-- EXERCISE INPUT --
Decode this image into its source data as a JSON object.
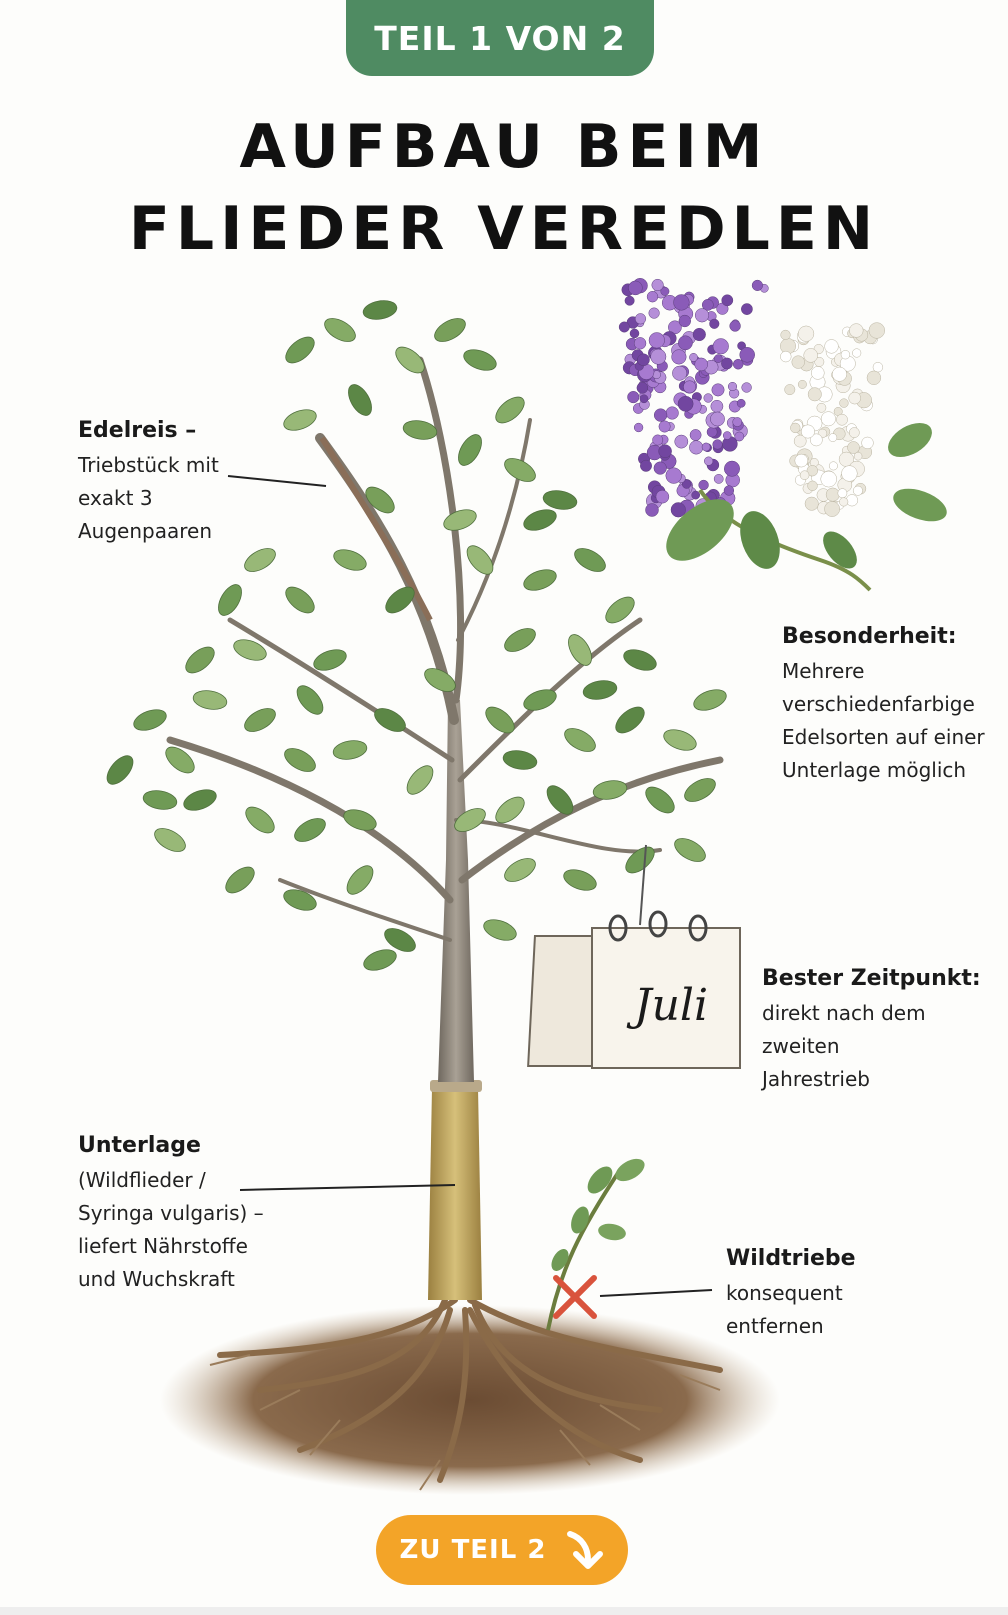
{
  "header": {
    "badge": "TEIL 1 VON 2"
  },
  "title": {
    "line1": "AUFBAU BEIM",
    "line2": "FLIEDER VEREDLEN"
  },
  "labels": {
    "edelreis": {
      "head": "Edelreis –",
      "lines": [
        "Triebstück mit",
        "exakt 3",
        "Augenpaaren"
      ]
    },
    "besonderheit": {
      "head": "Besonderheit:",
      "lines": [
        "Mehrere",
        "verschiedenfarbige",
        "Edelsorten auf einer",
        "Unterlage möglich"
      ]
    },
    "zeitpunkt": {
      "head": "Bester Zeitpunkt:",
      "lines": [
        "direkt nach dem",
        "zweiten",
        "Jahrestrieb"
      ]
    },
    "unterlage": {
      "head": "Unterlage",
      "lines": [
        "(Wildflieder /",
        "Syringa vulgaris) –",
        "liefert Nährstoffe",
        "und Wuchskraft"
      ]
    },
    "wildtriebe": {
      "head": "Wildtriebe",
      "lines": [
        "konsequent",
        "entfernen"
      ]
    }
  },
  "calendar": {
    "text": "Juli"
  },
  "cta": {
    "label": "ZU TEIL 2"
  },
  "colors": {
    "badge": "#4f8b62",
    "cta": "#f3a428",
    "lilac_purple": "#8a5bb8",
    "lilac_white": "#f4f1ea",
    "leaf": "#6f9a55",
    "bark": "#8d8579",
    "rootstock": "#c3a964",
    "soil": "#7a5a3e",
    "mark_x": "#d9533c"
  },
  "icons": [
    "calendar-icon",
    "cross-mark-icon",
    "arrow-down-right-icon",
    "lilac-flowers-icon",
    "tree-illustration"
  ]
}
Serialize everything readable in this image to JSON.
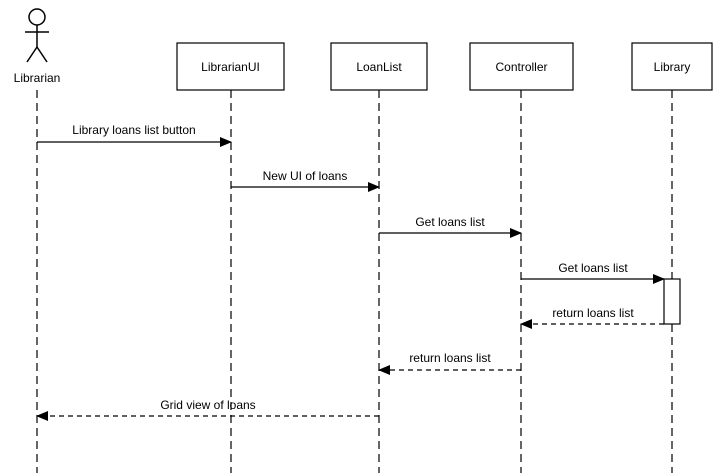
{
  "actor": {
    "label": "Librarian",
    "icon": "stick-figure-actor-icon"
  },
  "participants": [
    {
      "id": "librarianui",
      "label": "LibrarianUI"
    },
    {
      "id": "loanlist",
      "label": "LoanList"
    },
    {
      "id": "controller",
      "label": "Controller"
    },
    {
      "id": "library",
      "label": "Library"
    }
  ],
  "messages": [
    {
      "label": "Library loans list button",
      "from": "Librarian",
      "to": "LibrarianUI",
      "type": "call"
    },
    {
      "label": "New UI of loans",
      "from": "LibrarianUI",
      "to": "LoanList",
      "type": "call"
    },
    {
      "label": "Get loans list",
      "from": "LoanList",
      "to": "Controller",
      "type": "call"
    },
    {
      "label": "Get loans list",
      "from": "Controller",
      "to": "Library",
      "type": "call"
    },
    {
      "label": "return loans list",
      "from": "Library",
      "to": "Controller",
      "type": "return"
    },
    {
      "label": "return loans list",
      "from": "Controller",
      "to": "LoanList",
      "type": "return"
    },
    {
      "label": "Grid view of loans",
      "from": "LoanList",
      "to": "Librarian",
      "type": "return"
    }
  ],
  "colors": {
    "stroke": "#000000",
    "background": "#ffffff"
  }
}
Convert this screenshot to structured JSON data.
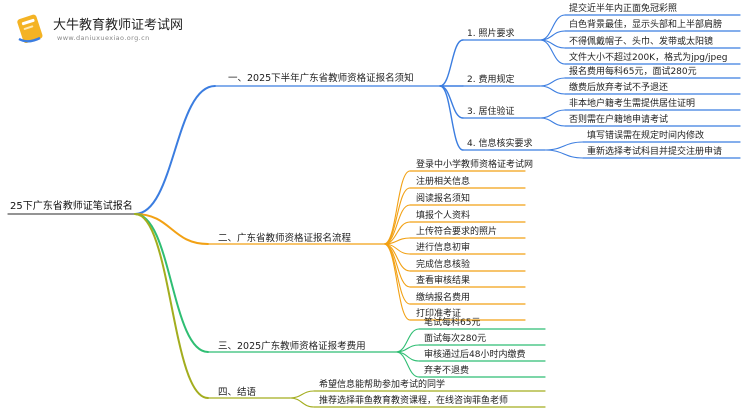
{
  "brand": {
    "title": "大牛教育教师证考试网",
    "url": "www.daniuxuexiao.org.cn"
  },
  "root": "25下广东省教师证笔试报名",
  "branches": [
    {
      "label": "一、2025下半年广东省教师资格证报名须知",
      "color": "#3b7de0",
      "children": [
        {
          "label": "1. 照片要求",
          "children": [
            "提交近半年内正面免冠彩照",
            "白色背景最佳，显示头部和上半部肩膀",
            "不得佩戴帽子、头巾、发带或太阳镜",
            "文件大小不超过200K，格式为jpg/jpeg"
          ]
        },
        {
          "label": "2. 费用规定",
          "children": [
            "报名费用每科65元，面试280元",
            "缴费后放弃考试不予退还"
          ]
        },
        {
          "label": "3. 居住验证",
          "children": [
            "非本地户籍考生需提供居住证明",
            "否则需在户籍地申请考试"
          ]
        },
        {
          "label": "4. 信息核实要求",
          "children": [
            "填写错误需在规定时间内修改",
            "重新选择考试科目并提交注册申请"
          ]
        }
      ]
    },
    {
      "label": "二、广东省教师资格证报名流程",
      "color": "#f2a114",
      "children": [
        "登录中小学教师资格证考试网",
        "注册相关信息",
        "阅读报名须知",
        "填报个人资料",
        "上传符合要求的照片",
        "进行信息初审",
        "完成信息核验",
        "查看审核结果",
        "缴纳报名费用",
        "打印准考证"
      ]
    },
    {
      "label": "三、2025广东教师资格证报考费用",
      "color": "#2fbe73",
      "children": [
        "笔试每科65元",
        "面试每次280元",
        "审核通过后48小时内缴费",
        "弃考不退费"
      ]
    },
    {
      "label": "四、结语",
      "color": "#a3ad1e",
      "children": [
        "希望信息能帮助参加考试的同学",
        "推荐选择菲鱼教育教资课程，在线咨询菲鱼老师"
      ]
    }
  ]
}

-- THE EXERCISE --
Write down only how many lines in the listing contain the word "image".

-- ANSWER TO THE EXERCISE --
2